Goal – All of the records below should be output exactly.

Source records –
— START —

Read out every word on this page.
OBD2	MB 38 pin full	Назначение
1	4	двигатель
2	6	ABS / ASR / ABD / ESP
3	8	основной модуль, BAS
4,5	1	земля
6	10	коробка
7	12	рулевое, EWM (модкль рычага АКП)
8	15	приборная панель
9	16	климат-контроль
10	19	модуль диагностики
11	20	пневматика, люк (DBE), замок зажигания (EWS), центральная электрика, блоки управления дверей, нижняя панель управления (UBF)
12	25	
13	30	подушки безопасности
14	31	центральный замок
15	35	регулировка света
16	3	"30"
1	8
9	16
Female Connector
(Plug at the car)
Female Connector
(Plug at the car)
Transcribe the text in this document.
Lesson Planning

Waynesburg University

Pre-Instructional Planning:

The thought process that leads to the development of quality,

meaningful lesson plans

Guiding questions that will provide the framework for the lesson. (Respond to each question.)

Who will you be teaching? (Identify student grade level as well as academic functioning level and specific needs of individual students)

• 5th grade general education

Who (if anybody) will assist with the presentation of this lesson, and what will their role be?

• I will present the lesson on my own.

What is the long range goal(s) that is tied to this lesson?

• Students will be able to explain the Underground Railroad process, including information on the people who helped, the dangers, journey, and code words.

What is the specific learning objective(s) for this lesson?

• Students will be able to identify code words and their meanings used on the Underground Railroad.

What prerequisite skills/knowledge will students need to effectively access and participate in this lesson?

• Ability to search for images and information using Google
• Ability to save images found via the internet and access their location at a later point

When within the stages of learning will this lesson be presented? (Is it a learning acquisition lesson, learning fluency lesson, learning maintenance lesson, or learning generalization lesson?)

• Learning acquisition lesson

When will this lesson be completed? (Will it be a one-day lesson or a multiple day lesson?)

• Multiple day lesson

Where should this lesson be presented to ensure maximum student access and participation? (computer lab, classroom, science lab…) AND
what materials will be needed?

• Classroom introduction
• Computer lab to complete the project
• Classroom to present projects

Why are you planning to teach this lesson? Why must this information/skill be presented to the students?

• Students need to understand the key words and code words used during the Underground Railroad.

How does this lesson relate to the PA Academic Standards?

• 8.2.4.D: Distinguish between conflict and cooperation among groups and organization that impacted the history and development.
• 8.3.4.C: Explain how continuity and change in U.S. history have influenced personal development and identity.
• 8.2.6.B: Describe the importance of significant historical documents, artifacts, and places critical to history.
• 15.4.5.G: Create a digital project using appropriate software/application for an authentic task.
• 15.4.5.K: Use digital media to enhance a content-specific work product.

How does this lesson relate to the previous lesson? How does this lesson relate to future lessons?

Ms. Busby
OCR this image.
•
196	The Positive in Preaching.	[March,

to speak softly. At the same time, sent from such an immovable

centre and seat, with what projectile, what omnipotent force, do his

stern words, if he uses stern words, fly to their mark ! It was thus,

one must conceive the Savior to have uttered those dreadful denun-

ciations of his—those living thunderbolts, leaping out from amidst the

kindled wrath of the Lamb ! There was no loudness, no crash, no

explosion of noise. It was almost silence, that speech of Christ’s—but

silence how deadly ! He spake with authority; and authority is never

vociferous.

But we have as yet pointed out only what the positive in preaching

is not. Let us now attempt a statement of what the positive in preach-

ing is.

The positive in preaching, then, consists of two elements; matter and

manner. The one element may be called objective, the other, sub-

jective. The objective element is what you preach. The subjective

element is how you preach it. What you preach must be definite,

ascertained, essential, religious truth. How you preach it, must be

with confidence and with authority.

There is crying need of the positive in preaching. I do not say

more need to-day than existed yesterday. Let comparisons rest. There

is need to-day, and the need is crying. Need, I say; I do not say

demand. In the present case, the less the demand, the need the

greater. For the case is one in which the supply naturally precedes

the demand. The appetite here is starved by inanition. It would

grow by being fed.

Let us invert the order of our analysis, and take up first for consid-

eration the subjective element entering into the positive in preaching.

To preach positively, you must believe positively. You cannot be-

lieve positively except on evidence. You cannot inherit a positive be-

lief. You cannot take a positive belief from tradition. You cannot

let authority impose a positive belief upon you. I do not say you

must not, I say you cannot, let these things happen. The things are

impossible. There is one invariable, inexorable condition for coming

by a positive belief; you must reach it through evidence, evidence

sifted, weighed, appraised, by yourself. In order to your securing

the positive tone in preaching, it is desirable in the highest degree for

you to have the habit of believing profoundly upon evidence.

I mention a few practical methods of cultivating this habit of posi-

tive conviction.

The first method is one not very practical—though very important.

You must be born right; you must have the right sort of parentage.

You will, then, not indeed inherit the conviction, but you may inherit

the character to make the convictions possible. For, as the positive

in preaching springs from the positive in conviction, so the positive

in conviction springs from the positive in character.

— END —

Solution for this problem –
Read out every word on this page.
OBD2	MB 38 pin full	Назначение
1	4	двигатель
2	6	ABS / ASR / ABD / ESP
3	8	основной модуль, BAS
4,5	1	земля
6	10	коробка
7	12	рулевое, EWM (модкль рычага АКП)
8	15	приборная панель
9	16	климат-контроль
10	19	модуль диагностики
11	20	пневматика, люк (DBE), замок зажигания (EWS), центральная электрика, блоки управления дверей, нижняя панель управления (UBF)
12	25	
13	30	подушки безопасности
14	31	центральный замок
15	35	регулировка света
16	3	"30"
1	8
9	16
Female Connector
(Plug at the car)
Female Connector
(Plug at the car)
Transcribe the text in this document.
Lesson Planning

Waynesburg University

Pre-Instructional Planning:

The thought process that leads to the development of quality,

meaningful lesson plans

Guiding questions that will provide the framework for the lesson. (Respond to each question.)

Who will you be teaching? (Identify student grade level as well as academic functioning level and specific needs of individual students)

• 5th grade general education

Who (if anybody) will assist with the presentation of this lesson, and what will their role be?

• I will present the lesson on my own.

What is the long range goal(s) that is tied to this lesson?

• Students will be able to explain the Underground Railroad process, including information on the people who helped, the dangers, journey, and code words.

What is the specific learning objective(s) for this lesson?

• Students will be able to identify code words and their meanings used on the Underground Railroad.

What prerequisite skills/knowledge will students need to effectively access and participate in this lesson?

• Ability to search for images and information using Google
• Ability to save images found via the internet and access their location at a later point

When within the stages of learning will this lesson be presented? (Is it a learning acquisition lesson, learning fluency lesson, learning maintenance lesson, or learning generalization lesson?)

• Learning acquisition lesson

When will this lesson be completed? (Will it be a one-day lesson or a multiple day lesson?)

• Multiple day lesson

Where should this lesson be presented to ensure maximum student access and participation? (computer lab, classroom, science lab…) AND
what materials will be needed?

• Classroom introduction
• Computer lab to complete the project
• Classroom to present projects

Why are you planning to teach this lesson? Why must this information/skill be presented to the students?

• Students need to understand the key words and code words used during the Underground Railroad.

How does this lesson relate to the PA Academic Standards?

• 8.2.4.D: Distinguish between conflict and cooperation among groups and organization that impacted the history and development.
• 8.3.4.C: Explain how continuity and change in U.S. history have influenced personal development and identity.
• 8.2.6.B: Describe the importance of significant historical documents, artifacts, and places critical to history.
• 15.4.5.G: Create a digital project using appropriate software/application for an authentic task.
• 15.4.5.K: Use digital media to enhance a content-specific work product.

How does this lesson relate to the previous lesson? How does this lesson relate to future lessons?

Ms. Busby
OCR this image.
•
196	The Positive in Preaching.	[March,

to speak softly. At the same time, sent from such an immovable

centre and seat, with what projectile, what omnipotent force, do his

stern words, if he uses stern words, fly to their mark ! It was thus,

one must conceive the Savior to have uttered those dreadful denun-

ciations of his—those living thunderbolts, leaping out from amidst the

kindled wrath of the Lamb ! There was no loudness, no crash, no

explosion of noise. It was almost silence, that speech of Christ’s—but

silence how deadly ! He spake with authority; and authority is never

vociferous.

But we have as yet pointed out only what the positive in preaching

is not. Let us now attempt a statement of what the positive in preach-

ing is.

The positive in preaching, then, consists of two elements; matter and

manner. The one element may be called objective, the other, sub-

jective. The objective element is what you preach. The subjective

element is how you preach it. What you preach must be definite,

ascertained, essential, religious truth. How you preach it, must be

with confidence and with authority.

There is crying need of the positive in preaching. I do not say

more need to-day than existed yesterday. Let comparisons rest. There

is need to-day, and the need is crying. Need, I say; I do not say

demand. In the present case, the less the demand, the need the

greater. For the case is one in which the supply naturally precedes

the demand. The appetite here is starved by inanition. It would

grow by being fed.

Let us invert the order of our analysis, and take up first for consid-

eration the subjective element entering into the positive in preaching.

To preach positively, you must believe positively. You cannot be-

lieve positively except on evidence. You cannot inherit a positive be-

lief. You cannot take a positive belief from tradition. You cannot

let authority impose a positive belief upon you. I do not say you

must not, I say you cannot, let these things happen. The things are

impossible. There is one invariable, inexorable condition for coming

by a positive belief; you must reach it through evidence, evidence

sifted, weighed, appraised, by yourself. In order to your securing

the positive tone in preaching, it is desirable in the highest degree for

you to have the habit of believing profoundly upon evidence.

I mention a few practical methods of cultivating this habit of posi-

tive conviction.

The first method is one not very practical—though very important.

You must be born right; you must have the right sort of parentage.

You will, then, not indeed inherit the conviction, but you may inherit

the character to make the convictions possible. For, as the positive

in preaching springs from the positive in conviction, so the positive

in conviction springs from the positive in character.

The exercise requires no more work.